EXERCISE DIRECTIONS: The data below should be printed in full, exactly, and without any of its images.

◆ ◆ ◆

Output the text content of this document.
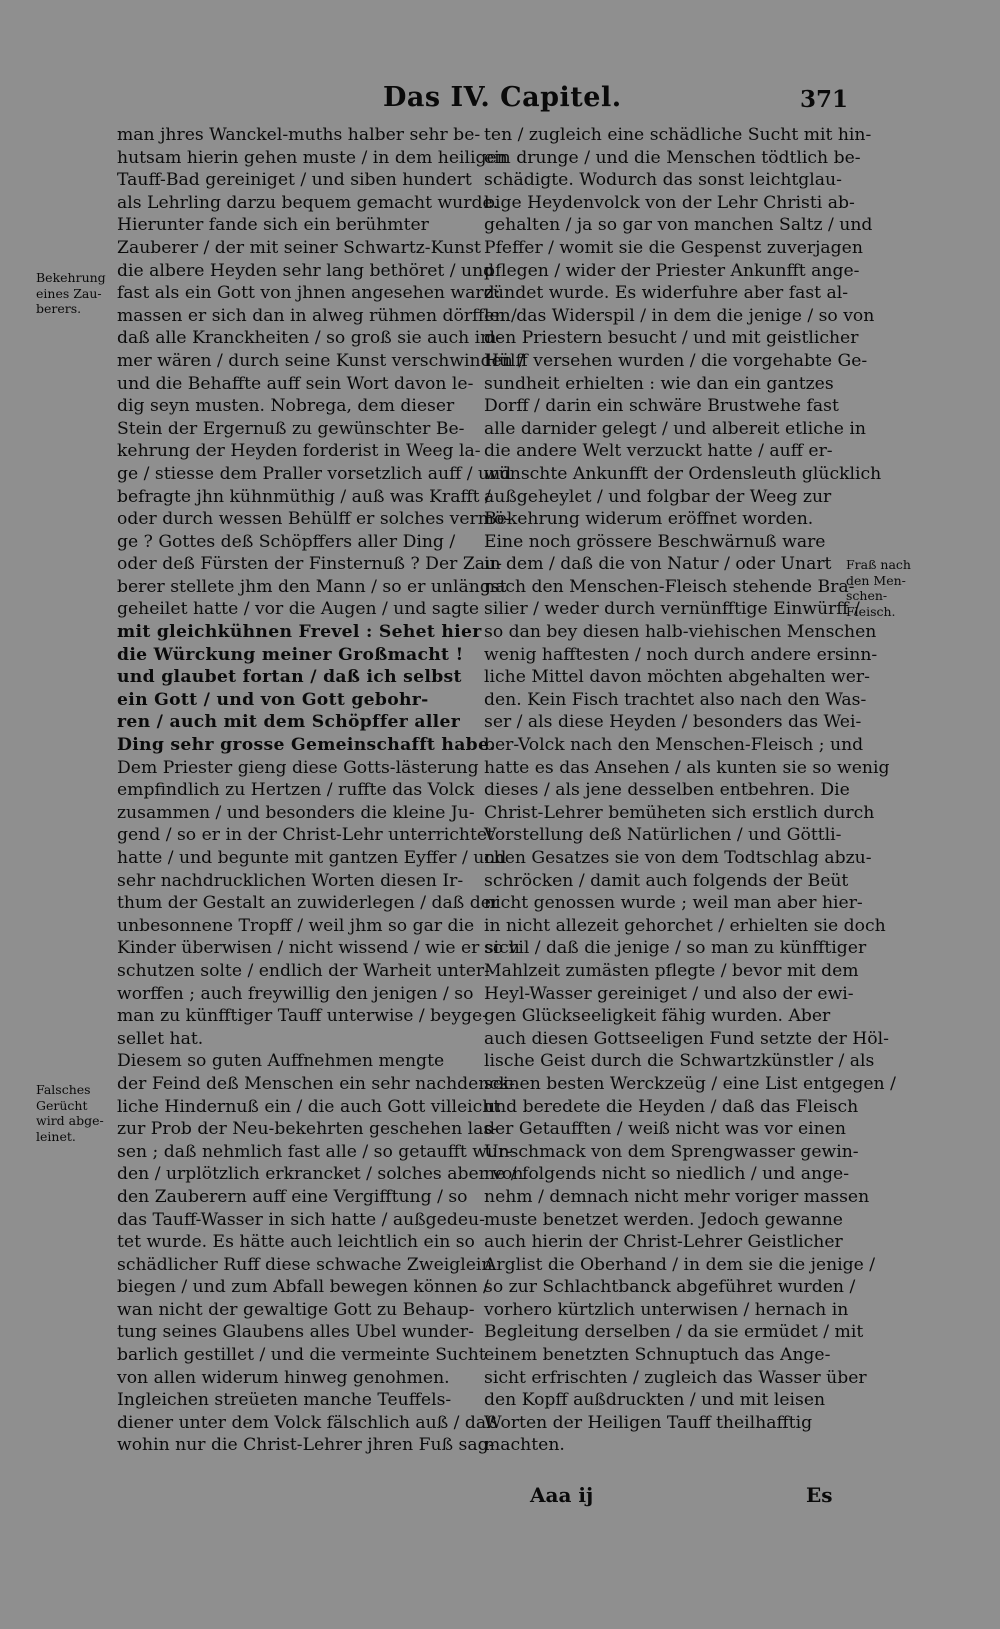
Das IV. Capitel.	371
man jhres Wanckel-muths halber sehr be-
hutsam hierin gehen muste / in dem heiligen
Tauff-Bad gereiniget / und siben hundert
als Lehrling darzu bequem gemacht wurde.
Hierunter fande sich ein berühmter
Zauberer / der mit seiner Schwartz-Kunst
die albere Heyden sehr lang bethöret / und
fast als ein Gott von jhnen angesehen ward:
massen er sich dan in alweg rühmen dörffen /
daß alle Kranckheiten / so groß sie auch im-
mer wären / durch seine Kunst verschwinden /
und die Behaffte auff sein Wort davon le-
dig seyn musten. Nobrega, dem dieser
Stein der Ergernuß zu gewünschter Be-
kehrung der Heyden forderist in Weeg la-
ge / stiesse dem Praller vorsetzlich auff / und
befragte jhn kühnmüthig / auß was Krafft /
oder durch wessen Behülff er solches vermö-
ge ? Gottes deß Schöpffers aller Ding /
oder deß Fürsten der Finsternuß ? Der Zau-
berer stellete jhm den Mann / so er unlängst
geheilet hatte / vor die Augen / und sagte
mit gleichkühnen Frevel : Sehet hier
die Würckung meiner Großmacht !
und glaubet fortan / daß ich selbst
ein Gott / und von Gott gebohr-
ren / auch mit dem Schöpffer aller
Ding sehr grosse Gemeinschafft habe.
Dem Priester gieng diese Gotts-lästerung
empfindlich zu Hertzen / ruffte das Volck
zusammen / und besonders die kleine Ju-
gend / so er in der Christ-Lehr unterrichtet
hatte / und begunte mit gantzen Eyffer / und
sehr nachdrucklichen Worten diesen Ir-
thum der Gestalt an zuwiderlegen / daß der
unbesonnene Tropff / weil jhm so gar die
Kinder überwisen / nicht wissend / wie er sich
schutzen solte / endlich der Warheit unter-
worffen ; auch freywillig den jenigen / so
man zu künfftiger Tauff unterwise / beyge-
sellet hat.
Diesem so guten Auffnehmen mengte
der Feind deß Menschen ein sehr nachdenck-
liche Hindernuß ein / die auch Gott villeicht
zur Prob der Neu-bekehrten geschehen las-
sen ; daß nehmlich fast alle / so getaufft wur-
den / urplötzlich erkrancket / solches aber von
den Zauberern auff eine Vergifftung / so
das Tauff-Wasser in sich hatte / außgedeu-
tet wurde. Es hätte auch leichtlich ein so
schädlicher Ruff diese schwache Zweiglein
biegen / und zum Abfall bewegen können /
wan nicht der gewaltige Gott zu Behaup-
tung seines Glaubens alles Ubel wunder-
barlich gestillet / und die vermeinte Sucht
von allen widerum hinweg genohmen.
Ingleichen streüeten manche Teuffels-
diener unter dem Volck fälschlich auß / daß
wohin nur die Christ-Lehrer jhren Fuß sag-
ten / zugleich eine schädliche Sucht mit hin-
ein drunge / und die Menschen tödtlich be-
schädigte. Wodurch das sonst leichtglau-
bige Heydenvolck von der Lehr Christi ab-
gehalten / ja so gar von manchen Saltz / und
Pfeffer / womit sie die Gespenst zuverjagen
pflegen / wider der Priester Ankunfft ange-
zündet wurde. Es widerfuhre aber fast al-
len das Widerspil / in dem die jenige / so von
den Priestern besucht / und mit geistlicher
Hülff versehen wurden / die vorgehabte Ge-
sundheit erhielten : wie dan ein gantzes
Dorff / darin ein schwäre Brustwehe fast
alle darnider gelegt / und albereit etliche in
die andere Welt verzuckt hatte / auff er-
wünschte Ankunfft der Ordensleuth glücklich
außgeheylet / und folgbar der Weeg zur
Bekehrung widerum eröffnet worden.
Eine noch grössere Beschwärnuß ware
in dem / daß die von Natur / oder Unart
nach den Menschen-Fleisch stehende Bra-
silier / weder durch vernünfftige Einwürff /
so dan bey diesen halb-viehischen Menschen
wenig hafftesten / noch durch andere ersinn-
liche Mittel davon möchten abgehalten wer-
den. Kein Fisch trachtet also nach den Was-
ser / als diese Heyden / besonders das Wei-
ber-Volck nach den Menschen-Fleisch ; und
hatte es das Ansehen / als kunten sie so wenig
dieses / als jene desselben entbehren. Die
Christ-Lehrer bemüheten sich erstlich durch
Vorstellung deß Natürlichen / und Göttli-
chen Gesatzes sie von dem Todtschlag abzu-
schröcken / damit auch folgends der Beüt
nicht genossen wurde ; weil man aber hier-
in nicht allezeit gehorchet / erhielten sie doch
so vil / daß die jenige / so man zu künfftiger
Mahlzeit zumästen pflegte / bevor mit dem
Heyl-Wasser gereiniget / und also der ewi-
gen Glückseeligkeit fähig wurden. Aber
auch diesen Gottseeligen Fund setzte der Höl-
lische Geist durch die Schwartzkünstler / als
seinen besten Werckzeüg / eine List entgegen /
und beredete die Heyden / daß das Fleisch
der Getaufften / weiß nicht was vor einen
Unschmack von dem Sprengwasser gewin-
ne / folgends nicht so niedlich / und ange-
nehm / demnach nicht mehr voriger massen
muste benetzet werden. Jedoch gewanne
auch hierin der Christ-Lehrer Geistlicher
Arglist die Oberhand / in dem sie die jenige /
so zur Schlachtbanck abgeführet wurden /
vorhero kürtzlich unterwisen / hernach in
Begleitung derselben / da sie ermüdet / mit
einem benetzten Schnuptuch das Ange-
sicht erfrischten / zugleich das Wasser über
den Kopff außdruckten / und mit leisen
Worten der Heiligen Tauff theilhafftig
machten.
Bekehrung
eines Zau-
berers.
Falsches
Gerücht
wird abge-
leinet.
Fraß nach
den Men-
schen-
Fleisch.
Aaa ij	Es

◆ ◆ ◆

TASK OUTPUT:
Output the text content of this document.
Das IV. Capitel.	371
man jhres Wanckel-muths halber sehr be-
hutsam hierin gehen muste / in dem heiligen
Tauff-Bad gereiniget / und siben hundert
als Lehrling darzu bequem gemacht wurde.
Hierunter fande sich ein berühmter
Zauberer / der mit seiner Schwartz-Kunst
die albere Heyden sehr lang bethöret / und
fast als ein Gott von jhnen angesehen ward:
massen er sich dan in alweg rühmen dörffen /
daß alle Kranckheiten / so groß sie auch im-
mer wären / durch seine Kunst verschwinden /
und die Behaffte auff sein Wort davon le-
dig seyn musten. Nobrega, dem dieser
Stein der Ergernuß zu gewünschter Be-
kehrung der Heyden forderist in Weeg la-
ge / stiesse dem Praller vorsetzlich auff / und
befragte jhn kühnmüthig / auß was Krafft /
oder durch wessen Behülff er solches vermö-
ge ? Gottes deß Schöpffers aller Ding /
oder deß Fürsten der Finsternuß ? Der Zau-
berer stellete jhm den Mann / so er unlängst
geheilet hatte / vor die Augen / und sagte
mit gleichkühnen Frevel : Sehet hier
die Würckung meiner Großmacht !
und glaubet fortan / daß ich selbst
ein Gott / und von Gott gebohr-
ren / auch mit dem Schöpffer aller
Ding sehr grosse Gemeinschafft habe.
Dem Priester gieng diese Gotts-lästerung
empfindlich zu Hertzen / ruffte das Volck
zusammen / und besonders die kleine Ju-
gend / so er in der Christ-Lehr unterrichtet
hatte / und begunte mit gantzen Eyffer / und
sehr nachdrucklichen Worten diesen Ir-
thum der Gestalt an zuwiderlegen / daß der
unbesonnene Tropff / weil jhm so gar die
Kinder überwisen / nicht wissend / wie er sich
schutzen solte / endlich der Warheit unter-
worffen ; auch freywillig den jenigen / so
man zu künfftiger Tauff unterwise / beyge-
sellet hat.
Diesem so guten Auffnehmen mengte
der Feind deß Menschen ein sehr nachdenck-
liche Hindernuß ein / die auch Gott villeicht
zur Prob der Neu-bekehrten geschehen las-
sen ; daß nehmlich fast alle / so getaufft wur-
den / urplötzlich erkrancket / solches aber von
den Zauberern auff eine Vergifftung / so
das Tauff-Wasser in sich hatte / außgedeu-
tet wurde. Es hätte auch leichtlich ein so
schädlicher Ruff diese schwache Zweiglein
biegen / und zum Abfall bewegen können /
wan nicht der gewaltige Gott zu Behaup-
tung seines Glaubens alles Ubel wunder-
barlich gestillet / und die vermeinte Sucht
von allen widerum hinweg genohmen.
Ingleichen streüeten manche Teuffels-
diener unter dem Volck fälschlich auß / daß
wohin nur die Christ-Lehrer jhren Fuß sag-
ten / zugleich eine schädliche Sucht mit hin-
ein drunge / und die Menschen tödtlich be-
schädigte. Wodurch das sonst leichtglau-
bige Heydenvolck von der Lehr Christi ab-
gehalten / ja so gar von manchen Saltz / und
Pfeffer / womit sie die Gespenst zuverjagen
pflegen / wider der Priester Ankunfft ange-
zündet wurde. Es widerfuhre aber fast al-
len das Widerspil / in dem die jenige / so von
den Priestern besucht / und mit geistlicher
Hülff versehen wurden / die vorgehabte Ge-
sundheit erhielten : wie dan ein gantzes
Dorff / darin ein schwäre Brustwehe fast
alle darnider gelegt / und albereit etliche in
die andere Welt verzuckt hatte / auff er-
wünschte Ankunfft der Ordensleuth glücklich
außgeheylet / und folgbar der Weeg zur
Bekehrung widerum eröffnet worden.
Eine noch grössere Beschwärnuß ware
in dem / daß die von Natur / oder Unart
nach den Menschen-Fleisch stehende Bra-
silier / weder durch vernünfftige Einwürff /
so dan bey diesen halb-viehischen Menschen
wenig hafftesten / noch durch andere ersinn-
liche Mittel davon möchten abgehalten wer-
den. Kein Fisch trachtet also nach den Was-
ser / als diese Heyden / besonders das Wei-
ber-Volck nach den Menschen-Fleisch ; und
hatte es das Ansehen / als kunten sie so wenig
dieses / als jene desselben entbehren. Die
Christ-Lehrer bemüheten sich erstlich durch
Vorstellung deß Natürlichen / und Göttli-
chen Gesatzes sie von dem Todtschlag abzu-
schröcken / damit auch folgends der Beüt
nicht genossen wurde ; weil man aber hier-
in nicht allezeit gehorchet / erhielten sie doch
so vil / daß die jenige / so man zu künfftiger
Mahlzeit zumästen pflegte / bevor mit dem
Heyl-Wasser gereiniget / und also der ewi-
gen Glückseeligkeit fähig wurden. Aber
auch diesen Gottseeligen Fund setzte der Höl-
lische Geist durch die Schwartzkünstler / als
seinen besten Werckzeüg / eine List entgegen /
und beredete die Heyden / daß das Fleisch
der Getaufften / weiß nicht was vor einen
Unschmack von dem Sprengwasser gewin-
ne / folgends nicht so niedlich / und ange-
nehm / demnach nicht mehr voriger massen
muste benetzet werden. Jedoch gewanne
auch hierin der Christ-Lehrer Geistlicher
Arglist die Oberhand / in dem sie die jenige /
so zur Schlachtbanck abgeführet wurden /
vorhero kürtzlich unterwisen / hernach in
Begleitung derselben / da sie ermüdet / mit
einem benetzten Schnuptuch das Ange-
sicht erfrischten / zugleich das Wasser über
den Kopff außdruckten / und mit leisen
Worten der Heiligen Tauff theilhafftig
machten.
Bekehrung
eines Zau-
berers.
Falsches
Gerücht
wird abge-
leinet.
Fraß nach
den Men-
schen-
Fleisch.
Aaa ij	Es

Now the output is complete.